◆ **Problem requirements**: Will you give every entry again exactly as it stands?

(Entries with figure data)
** START **
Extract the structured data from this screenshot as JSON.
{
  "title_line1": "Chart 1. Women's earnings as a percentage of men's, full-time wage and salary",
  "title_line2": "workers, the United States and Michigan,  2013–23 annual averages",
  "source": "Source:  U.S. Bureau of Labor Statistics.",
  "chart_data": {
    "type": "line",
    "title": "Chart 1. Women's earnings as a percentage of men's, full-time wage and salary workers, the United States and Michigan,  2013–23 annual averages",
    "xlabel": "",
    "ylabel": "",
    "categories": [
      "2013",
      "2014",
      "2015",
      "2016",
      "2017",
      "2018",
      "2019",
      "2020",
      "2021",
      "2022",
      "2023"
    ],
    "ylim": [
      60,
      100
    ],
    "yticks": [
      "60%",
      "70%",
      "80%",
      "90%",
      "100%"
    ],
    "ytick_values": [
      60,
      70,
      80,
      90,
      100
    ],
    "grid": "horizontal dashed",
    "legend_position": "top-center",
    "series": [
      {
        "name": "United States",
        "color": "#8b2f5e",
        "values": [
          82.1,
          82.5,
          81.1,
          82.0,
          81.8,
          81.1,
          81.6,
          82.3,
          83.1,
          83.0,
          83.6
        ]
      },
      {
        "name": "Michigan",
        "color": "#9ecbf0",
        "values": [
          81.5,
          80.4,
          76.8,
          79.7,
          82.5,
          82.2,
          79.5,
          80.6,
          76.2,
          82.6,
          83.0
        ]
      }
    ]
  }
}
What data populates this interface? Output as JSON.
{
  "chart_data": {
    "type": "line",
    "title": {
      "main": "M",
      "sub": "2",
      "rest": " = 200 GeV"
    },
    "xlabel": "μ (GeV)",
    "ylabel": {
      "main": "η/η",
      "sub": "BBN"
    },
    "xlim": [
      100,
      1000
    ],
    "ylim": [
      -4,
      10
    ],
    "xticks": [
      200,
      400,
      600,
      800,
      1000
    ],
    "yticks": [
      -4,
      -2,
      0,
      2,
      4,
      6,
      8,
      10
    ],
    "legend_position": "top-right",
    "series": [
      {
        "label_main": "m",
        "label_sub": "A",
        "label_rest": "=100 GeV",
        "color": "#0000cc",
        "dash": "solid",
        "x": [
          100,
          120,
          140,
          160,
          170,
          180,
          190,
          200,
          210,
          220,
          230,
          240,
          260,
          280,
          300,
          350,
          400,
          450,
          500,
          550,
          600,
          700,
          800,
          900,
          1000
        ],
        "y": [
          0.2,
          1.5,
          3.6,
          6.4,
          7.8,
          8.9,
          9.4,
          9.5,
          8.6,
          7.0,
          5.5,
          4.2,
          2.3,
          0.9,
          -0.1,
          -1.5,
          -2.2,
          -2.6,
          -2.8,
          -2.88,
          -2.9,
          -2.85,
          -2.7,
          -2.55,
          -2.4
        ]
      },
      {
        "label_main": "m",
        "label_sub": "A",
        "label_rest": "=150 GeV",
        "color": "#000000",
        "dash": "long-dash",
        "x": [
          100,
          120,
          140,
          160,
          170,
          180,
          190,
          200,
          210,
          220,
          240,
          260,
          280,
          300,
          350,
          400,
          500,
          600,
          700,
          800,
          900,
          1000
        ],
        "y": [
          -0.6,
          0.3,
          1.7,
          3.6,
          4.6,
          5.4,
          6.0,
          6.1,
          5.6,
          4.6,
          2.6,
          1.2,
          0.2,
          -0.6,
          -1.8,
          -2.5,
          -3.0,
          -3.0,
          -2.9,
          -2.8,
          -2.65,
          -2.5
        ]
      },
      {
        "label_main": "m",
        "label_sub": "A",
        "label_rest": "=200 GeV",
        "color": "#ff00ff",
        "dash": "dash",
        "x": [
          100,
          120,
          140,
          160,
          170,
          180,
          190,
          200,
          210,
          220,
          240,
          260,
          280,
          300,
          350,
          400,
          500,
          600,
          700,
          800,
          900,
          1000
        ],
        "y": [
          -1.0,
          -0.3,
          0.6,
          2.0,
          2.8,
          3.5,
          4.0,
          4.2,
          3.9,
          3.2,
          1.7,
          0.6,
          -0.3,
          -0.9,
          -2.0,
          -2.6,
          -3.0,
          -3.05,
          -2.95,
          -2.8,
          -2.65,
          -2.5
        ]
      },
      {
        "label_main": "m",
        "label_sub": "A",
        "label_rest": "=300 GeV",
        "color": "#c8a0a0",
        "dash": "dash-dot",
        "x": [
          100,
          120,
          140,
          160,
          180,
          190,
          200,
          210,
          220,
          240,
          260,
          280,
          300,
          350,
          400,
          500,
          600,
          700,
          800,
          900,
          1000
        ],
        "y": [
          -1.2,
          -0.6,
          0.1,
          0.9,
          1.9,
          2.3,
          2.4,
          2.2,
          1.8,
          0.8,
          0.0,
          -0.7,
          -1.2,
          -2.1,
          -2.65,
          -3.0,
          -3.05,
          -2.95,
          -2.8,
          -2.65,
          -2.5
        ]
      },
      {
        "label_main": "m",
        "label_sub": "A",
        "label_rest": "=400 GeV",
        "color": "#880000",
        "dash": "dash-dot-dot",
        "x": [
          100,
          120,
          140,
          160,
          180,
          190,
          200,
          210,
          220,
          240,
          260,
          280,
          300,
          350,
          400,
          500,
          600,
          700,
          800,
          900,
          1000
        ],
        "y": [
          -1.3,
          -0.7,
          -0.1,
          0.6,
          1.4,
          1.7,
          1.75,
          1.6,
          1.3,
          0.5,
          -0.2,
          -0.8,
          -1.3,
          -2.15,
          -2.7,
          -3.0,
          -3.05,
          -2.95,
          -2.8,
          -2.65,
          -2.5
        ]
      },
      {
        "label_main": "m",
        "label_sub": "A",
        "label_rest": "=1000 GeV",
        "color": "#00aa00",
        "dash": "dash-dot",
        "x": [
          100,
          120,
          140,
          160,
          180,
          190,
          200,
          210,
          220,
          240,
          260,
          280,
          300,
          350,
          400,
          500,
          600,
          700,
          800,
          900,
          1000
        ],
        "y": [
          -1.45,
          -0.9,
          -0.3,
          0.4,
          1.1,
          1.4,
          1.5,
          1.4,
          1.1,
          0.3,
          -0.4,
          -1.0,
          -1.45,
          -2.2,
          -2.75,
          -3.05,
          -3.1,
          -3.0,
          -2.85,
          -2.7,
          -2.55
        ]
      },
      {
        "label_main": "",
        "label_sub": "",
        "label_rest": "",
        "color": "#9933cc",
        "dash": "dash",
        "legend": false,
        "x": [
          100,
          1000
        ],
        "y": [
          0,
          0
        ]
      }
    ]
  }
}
** END **
◆ **Task result**:
Extract the structured data from this screenshot as JSON.
{
  "title_line1": "Chart 1. Women's earnings as a percentage of men's, full-time wage and salary",
  "title_line2": "workers, the United States and Michigan,  2013–23 annual averages",
  "source": "Source:  U.S. Bureau of Labor Statistics.",
  "chart_data": {
    "type": "line",
    "title": "Chart 1. Women's earnings as a percentage of men's, full-time wage and salary workers, the United States and Michigan,  2013–23 annual averages",
    "xlabel": "",
    "ylabel": "",
    "categories": [
      "2013",
      "2014",
      "2015",
      "2016",
      "2017",
      "2018",
      "2019",
      "2020",
      "2021",
      "2022",
      "2023"
    ],
    "ylim": [
      60,
      100
    ],
    "yticks": [
      "60%",
      "70%",
      "80%",
      "90%",
      "100%"
    ],
    "ytick_values": [
      60,
      70,
      80,
      90,
      100
    ],
    "grid": "horizontal dashed",
    "legend_position": "top-center",
    "series": [
      {
        "name": "United States",
        "color": "#8b2f5e",
        "values": [
          82.1,
          82.5,
          81.1,
          82.0,
          81.8,
          81.1,
          81.6,
          82.3,
          83.1,
          83.0,
          83.6
        ]
      },
      {
        "name": "Michigan",
        "color": "#9ecbf0",
        "values": [
          81.5,
          80.4,
          76.8,
          79.7,
          82.5,
          82.2,
          79.5,
          80.6,
          76.2,
          82.6,
          83.0
        ]
      }
    ]
  }
}
What data populates this interface? Output as JSON.
{
  "chart_data": {
    "type": "line",
    "title": {
      "main": "M",
      "sub": "2",
      "rest": " = 200 GeV"
    },
    "xlabel": "μ (GeV)",
    "ylabel": {
      "main": "η/η",
      "sub": "BBN"
    },
    "xlim": [
      100,
      1000
    ],
    "ylim": [
      -4,
      10
    ],
    "xticks": [
      200,
      400,
      600,
      800,
      1000
    ],
    "yticks": [
      -4,
      -2,
      0,
      2,
      4,
      6,
      8,
      10
    ],
    "legend_position": "top-right",
    "series": [
      {
        "label_main": "m",
        "label_sub": "A",
        "label_rest": "=100 GeV",
        "color": "#0000cc",
        "dash": "solid",
        "x": [
          100,
          120,
          140,
          160,
          170,
          180,
          190,
          200,
          210,
          220,
          230,
          240,
          260,
          280,
          300,
          350,
          400,
          450,
          500,
          550,
          600,
          700,
          800,
          900,
          1000
        ],
        "y": [
          0.2,
          1.5,
          3.6,
          6.4,
          7.8,
          8.9,
          9.4,
          9.5,
          8.6,
          7.0,
          5.5,
          4.2,
          2.3,
          0.9,
          -0.1,
          -1.5,
          -2.2,
          -2.6,
          -2.8,
          -2.88,
          -2.9,
          -2.85,
          -2.7,
          -2.55,
          -2.4
        ]
      },
      {
        "label_main": "m",
        "label_sub": "A",
        "label_rest": "=150 GeV",
        "color": "#000000",
        "dash": "long-dash",
        "x": [
          100,
          120,
          140,
          160,
          170,
          180,
          190,
          200,
          210,
          220,
          240,
          260,
          280,
          300,
          350,
          400,
          500,
          600,
          700,
          800,
          900,
          1000
        ],
        "y": [
          -0.6,
          0.3,
          1.7,
          3.6,
          4.6,
          5.4,
          6.0,
          6.1,
          5.6,
          4.6,
          2.6,
          1.2,
          0.2,
          -0.6,
          -1.8,
          -2.5,
          -3.0,
          -3.0,
          -2.9,
          -2.8,
          -2.65,
          -2.5
        ]
      },
      {
        "label_main": "m",
        "label_sub": "A",
        "label_rest": "=200 GeV",
        "color": "#ff00ff",
        "dash": "dash",
        "x": [
          100,
          120,
          140,
          160,
          170,
          180,
          190,
          200,
          210,
          220,
          240,
          260,
          280,
          300,
          350,
          400,
          500,
          600,
          700,
          800,
          900,
          1000
        ],
        "y": [
          -1.0,
          -0.3,
          0.6,
          2.0,
          2.8,
          3.5,
          4.0,
          4.2,
          3.9,
          3.2,
          1.7,
          0.6,
          -0.3,
          -0.9,
          -2.0,
          -2.6,
          -3.0,
          -3.05,
          -2.95,
          -2.8,
          -2.65,
          -2.5
        ]
      },
      {
        "label_main": "m",
        "label_sub": "A",
        "label_rest": "=300 GeV",
        "color": "#c8a0a0",
        "dash": "dash-dot",
        "x": [
          100,
          120,
          140,
          160,
          180,
          190,
          200,
          210,
          220,
          240,
          260,
          280,
          300,
          350,
          400,
          500,
          600,
          700,
          800,
          900,
          1000
        ],
        "y": [
          -1.2,
          -0.6,
          0.1,
          0.9,
          1.9,
          2.3,
          2.4,
          2.2,
          1.8,
          0.8,
          0.0,
          -0.7,
          -1.2,
          -2.1,
          -2.65,
          -3.0,
          -3.05,
          -2.95,
          -2.8,
          -2.65,
          -2.5
        ]
      },
      {
        "label_main": "m",
        "label_sub": "A",
        "label_rest": "=400 GeV",
        "color": "#880000",
        "dash": "dash-dot-dot",
        "x": [
          100,
          120,
          140,
          160,
          180,
          190,
          200,
          210,
          220,
          240,
          260,
          280,
          300,
          350,
          400,
          500,
          600,
          700,
          800,
          900,
          1000
        ],
        "y": [
          -1.3,
          -0.7,
          -0.1,
          0.6,
          1.4,
          1.7,
          1.75,
          1.6,
          1.3,
          0.5,
          -0.2,
          -0.8,
          -1.3,
          -2.15,
          -2.7,
          -3.0,
          -3.05,
          -2.95,
          -2.8,
          -2.65,
          -2.5
        ]
      },
      {
        "label_main": "m",
        "label_sub": "A",
        "label_rest": "=1000 GeV",
        "color": "#00aa00",
        "dash": "dash-dot",
        "x": [
          100,
          120,
          140,
          160,
          180,
          190,
          200,
          210,
          220,
          240,
          260,
          280,
          300,
          350,
          400,
          500,
          600,
          700,
          800,
          900,
          1000
        ],
        "y": [
          -1.45,
          -0.9,
          -0.3,
          0.4,
          1.1,
          1.4,
          1.5,
          1.4,
          1.1,
          0.3,
          -0.4,
          -1.0,
          -1.45,
          -2.2,
          -2.75,
          -3.05,
          -3.1,
          -3.0,
          -2.85,
          -2.7,
          -2.55
        ]
      },
      {
        "label_main": "",
        "label_sub": "",
        "label_rest": "",
        "color": "#9933cc",
        "dash": "dash",
        "legend": false,
        "x": [
          100,
          1000
        ],
        "y": [
          0,
          0
        ]
      }
    ]
  }
}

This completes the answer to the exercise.